Consignes ->
1. D'après le texte sur Frans Hals, qui a formé le peintre dès son adolescence ?
2. Recopiez fidèlement le passage du texte sur Frans Hals qui va de « Dès son adolescence, Frans » à « sont des portraits. ».
3. Relevez tous les peintres nommés dans le texte sur Frans Hals.

La Gemäldegalerie présente une exposition dédiée à Frans Hals, l'un des maîtres de la peinture hollandaise du XVIIe siècle. Son commissaire, Erik Eising, nous offre une plongée dans l'univers de cet artiste singulier.

image de l'exposition image de l'exposition
Ausstellungsansicht, Gemäldegalerie, 2024 © Staatliche Museen zu Berlin / David von Becker
Écrit par Sandrine Ibanez
Publié le 9 août 2024, mis à jour le 9 août 2024

Un portraitiste brillant méconnu en Allemagne

Frans Hals, né entre 1582 et 1584 à Anvers, a marqué son époque par un style de peinture novateur et une personnalité affirmée. Il fait partie des peintres majeurs du XVIIe siècle - avec Vermeer et Rembrandt, et pourtant, il est moins connu, notamment en Allemagne.

Sa famille a fui la ville après sa reconquête par les Espagnols catholiques en 1585. Ils se sont installés à Haarlem, où le père de Frans Hals a pu continuer son travail dans l'industrie textile florissante de la ville. Haarlem accueille de nombreux réfugiés flamands, prospère, ce qui crée un environnement culturel et économique riche… et de nombreux commanditaires potentiels.

Dès son adolescence, Frans Hals est formé par Karel van Mander, un peintre flamand réfugié lui aussi à Haarlem. Alors que son maître considérait le portrait comme un genre mineur (où il suffit juste de peindre ce que l’on voit, au lieu de faire appel à son imagination), Hals s'est spécialisé dans… le portrait - un choix qui en dit long sur son caractère et son originalité. Aujourd'hui, il reste environ 200 œuvres de Frans Hals, et 85% sont des portraits. 

 

image de quelques portraits de l'exposition
Ausstellungsansicht, Gemäldegalerie, 2024 © Staatliche Museen zu Berlin / David von Becker


 

Un style unique et moderne

“Le jeune Frans Hals était encore un peu prudent, peut-être un peu hésitant, mais déjà dans ses premières peintures, on peut voir qu'il fait les choses à sa manière.”

Informations fournies ->
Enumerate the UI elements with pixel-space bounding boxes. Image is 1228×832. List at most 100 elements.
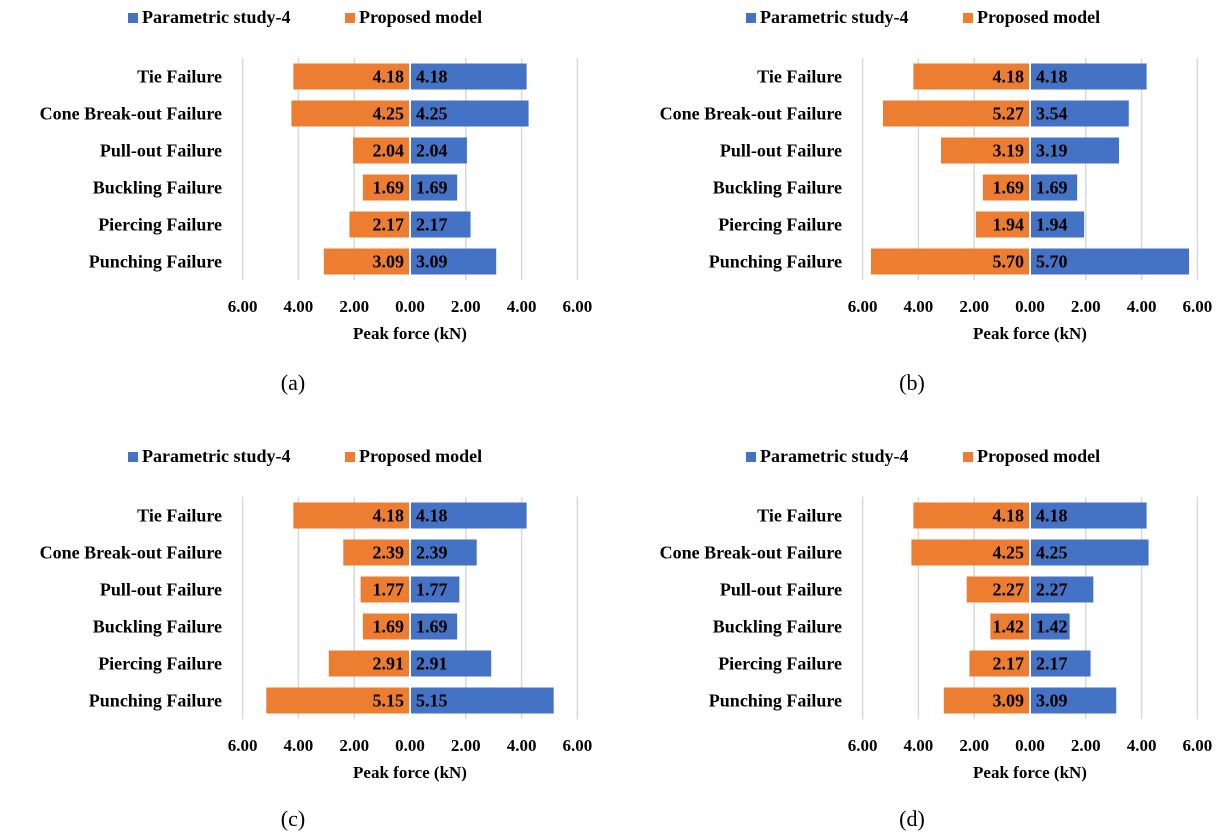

Réponses ->
1. Karel van Mander, un peintre flamand réfugié lui aussi à Haarlem.

2.
Dès son adolescence, Frans Hals est formé par Karel van Mander, un peintre flamand réfugié lui aussi à Haarlem. Alors que son maître considérait le portrait comme un genre mineur (où il suffit juste de peindre ce que l’on voit, au lieu de faire appel à son imagination), Hals s'est spécialisé dans… le portrait - un choix qui en dit long sur son caractère et son originalité. Aujourd'hui, il reste environ 200 œuvres de Frans Hals, et 85% sont des portraits.

3.
- Frans Hals
- Vermeer
- Rembrandt
- Karel van Mander